Extract, exactly as written, all lines of the material below from the line that includes "Output a JSON" through its last line.

++++++

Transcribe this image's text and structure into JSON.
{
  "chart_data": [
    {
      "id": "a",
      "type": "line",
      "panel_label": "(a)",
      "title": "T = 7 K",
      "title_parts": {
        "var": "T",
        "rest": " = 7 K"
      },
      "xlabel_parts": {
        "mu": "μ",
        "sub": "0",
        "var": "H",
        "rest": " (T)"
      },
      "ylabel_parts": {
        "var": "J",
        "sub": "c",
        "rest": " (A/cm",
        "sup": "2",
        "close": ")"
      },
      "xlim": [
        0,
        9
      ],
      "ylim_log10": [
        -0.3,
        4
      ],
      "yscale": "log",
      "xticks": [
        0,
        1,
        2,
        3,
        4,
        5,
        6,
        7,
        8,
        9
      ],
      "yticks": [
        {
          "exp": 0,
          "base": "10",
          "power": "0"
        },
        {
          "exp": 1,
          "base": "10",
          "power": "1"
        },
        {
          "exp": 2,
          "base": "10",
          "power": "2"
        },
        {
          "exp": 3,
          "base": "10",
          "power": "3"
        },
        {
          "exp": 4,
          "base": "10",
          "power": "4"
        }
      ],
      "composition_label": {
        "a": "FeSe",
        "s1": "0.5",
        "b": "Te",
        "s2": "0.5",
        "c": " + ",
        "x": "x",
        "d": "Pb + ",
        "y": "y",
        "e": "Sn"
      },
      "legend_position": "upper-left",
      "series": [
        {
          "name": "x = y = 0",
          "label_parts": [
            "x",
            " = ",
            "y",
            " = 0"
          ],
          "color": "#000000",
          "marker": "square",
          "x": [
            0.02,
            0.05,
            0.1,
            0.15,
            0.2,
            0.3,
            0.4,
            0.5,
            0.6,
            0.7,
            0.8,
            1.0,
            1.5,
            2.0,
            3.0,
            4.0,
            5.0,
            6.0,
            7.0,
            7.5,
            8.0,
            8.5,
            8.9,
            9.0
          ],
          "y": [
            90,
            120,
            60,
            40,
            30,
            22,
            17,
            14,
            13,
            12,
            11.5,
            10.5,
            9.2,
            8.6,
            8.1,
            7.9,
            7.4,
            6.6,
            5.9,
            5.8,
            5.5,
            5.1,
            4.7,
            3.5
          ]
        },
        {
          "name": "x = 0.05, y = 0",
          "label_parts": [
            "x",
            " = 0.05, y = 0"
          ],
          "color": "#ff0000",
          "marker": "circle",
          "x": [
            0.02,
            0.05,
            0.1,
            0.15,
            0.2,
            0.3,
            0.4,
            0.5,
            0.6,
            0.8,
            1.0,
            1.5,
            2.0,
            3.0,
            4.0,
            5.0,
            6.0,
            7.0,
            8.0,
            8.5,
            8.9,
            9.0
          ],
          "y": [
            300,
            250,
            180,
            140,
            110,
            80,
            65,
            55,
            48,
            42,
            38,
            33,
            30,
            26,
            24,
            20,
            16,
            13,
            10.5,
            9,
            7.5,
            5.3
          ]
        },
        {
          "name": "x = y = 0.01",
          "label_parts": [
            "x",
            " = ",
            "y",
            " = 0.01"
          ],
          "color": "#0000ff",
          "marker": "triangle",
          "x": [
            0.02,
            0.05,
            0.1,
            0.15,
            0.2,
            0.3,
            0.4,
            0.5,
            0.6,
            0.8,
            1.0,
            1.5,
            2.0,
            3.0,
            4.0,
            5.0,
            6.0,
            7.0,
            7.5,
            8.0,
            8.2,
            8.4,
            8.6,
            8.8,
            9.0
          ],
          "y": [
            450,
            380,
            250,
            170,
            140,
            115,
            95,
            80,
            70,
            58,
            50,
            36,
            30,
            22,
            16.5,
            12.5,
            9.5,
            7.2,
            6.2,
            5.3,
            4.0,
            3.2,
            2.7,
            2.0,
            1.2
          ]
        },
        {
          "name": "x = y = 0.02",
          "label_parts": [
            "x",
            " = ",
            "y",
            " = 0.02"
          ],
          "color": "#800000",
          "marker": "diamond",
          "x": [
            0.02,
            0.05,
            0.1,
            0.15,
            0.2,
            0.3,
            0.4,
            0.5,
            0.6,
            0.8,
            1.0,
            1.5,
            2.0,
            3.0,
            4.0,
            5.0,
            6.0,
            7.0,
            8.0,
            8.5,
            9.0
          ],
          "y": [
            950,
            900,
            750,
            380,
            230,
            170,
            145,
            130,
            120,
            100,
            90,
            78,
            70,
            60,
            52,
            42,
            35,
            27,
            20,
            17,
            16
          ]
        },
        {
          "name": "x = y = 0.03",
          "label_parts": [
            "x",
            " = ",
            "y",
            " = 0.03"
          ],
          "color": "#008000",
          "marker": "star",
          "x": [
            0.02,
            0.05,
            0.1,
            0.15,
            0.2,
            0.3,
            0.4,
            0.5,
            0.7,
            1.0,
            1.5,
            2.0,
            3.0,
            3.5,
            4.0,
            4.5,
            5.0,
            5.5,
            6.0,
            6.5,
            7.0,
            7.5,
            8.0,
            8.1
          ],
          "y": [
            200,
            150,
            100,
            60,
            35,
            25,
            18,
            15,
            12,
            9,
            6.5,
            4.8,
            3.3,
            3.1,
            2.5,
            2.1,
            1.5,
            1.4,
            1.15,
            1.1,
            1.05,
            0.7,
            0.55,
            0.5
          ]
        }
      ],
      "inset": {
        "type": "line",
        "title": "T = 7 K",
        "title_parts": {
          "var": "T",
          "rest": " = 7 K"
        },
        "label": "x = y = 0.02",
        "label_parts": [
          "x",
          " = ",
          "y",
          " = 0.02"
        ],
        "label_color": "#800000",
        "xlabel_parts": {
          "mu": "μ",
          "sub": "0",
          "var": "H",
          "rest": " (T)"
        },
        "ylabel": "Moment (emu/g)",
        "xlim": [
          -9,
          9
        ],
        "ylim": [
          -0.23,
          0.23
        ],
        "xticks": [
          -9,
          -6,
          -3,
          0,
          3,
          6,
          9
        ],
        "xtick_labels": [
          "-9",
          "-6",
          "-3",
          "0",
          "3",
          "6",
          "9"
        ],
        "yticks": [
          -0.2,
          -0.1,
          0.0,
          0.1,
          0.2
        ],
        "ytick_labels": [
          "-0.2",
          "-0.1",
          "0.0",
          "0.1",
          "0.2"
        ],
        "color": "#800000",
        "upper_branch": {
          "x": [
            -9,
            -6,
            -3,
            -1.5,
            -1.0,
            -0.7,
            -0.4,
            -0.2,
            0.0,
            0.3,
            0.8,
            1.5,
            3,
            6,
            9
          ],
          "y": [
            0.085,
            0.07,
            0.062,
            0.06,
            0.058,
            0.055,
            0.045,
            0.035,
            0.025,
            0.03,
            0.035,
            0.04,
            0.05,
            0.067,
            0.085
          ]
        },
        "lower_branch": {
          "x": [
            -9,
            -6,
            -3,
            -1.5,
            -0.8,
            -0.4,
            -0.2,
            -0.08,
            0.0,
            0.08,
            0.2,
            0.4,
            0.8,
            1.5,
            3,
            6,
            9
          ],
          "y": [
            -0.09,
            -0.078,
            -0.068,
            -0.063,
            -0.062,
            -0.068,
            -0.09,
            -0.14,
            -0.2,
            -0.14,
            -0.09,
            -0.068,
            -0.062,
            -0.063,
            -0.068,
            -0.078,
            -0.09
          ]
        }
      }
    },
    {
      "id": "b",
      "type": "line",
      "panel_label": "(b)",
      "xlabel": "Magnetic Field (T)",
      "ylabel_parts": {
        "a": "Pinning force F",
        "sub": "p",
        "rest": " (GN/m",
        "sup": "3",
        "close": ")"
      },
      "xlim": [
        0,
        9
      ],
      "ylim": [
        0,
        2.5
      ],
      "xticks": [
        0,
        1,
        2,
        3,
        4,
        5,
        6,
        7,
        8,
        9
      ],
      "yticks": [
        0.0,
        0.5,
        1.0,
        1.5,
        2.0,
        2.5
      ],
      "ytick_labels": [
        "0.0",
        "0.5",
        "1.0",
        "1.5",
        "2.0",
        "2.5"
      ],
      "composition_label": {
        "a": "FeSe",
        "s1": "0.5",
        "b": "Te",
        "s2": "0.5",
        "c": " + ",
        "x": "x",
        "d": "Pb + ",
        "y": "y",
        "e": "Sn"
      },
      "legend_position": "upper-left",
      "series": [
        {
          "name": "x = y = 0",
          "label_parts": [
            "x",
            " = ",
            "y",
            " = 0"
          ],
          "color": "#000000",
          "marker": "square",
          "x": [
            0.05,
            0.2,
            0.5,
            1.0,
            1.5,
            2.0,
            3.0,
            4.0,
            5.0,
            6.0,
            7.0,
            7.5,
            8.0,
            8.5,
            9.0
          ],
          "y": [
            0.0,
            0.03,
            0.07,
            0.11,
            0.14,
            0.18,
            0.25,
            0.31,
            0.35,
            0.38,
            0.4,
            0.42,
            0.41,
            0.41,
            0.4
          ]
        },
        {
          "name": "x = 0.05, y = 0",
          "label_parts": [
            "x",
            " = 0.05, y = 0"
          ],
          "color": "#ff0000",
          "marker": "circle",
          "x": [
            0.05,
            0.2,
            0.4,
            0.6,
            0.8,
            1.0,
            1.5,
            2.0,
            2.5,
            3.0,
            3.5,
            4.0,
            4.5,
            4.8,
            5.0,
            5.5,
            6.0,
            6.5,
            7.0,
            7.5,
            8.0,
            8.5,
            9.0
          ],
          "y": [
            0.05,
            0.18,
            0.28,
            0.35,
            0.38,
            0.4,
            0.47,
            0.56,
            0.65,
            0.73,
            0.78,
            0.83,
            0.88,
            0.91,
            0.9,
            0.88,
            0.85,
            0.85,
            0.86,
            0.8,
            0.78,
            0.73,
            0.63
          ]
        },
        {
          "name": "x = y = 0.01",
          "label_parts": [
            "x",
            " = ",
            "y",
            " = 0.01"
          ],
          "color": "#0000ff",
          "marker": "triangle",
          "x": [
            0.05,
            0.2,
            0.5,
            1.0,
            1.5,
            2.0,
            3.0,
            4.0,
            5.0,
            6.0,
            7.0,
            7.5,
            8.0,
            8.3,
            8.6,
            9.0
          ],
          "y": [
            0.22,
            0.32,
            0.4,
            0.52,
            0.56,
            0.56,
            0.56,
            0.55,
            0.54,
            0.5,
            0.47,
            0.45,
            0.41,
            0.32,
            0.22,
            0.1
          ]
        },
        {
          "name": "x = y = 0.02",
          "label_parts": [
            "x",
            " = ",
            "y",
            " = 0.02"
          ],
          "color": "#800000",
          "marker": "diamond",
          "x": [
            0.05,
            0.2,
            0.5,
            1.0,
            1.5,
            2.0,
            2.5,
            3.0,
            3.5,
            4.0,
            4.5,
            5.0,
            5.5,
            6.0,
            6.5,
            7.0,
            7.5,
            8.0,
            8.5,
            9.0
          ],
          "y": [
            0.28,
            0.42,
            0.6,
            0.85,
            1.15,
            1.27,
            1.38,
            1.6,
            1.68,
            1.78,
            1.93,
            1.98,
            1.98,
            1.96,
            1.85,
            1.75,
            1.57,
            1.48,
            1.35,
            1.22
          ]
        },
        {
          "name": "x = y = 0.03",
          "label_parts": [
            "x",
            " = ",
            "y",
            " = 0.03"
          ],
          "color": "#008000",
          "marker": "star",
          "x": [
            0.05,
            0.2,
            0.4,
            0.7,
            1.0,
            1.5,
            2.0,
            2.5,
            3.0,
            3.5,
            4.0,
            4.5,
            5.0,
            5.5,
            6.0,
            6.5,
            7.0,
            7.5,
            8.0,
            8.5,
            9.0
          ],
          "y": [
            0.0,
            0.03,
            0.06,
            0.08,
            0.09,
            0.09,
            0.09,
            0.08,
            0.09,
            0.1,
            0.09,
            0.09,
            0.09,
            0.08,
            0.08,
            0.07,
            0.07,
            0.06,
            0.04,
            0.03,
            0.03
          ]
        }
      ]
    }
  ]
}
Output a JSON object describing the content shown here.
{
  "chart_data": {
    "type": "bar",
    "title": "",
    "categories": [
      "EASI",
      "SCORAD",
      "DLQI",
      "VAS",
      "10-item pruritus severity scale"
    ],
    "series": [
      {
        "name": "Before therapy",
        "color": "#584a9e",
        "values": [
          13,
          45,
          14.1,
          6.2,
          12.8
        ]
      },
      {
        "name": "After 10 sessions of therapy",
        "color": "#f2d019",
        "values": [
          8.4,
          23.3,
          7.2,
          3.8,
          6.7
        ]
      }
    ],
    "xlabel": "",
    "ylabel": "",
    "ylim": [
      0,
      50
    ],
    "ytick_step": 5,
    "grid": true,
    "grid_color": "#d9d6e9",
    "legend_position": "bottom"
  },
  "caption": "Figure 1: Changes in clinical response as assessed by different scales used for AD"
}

++++++

_Solution below_.
Output a JSON object describing the content shown here.
{
  "chart_data": {
    "type": "bar",
    "title": "",
    "categories": [
      "EASI",
      "SCORAD",
      "DLQI",
      "VAS",
      "10-item pruritus severity scale"
    ],
    "series": [
      {
        "name": "Before therapy",
        "color": "#584a9e",
        "values": [
          13,
          45,
          14.1,
          6.2,
          12.8
        ]
      },
      {
        "name": "After 10 sessions of therapy",
        "color": "#f2d019",
        "values": [
          8.4,
          23.3,
          7.2,
          3.8,
          6.7
        ]
      }
    ],
    "xlabel": "",
    "ylabel": "",
    "ylim": [
      0,
      50
    ],
    "ytick_step": 5,
    "grid": true,
    "grid_color": "#d9d6e9",
    "legend_position": "bottom"
  },
  "caption": "Figure 1: Changes in clinical response as assessed by different scales used for AD"
}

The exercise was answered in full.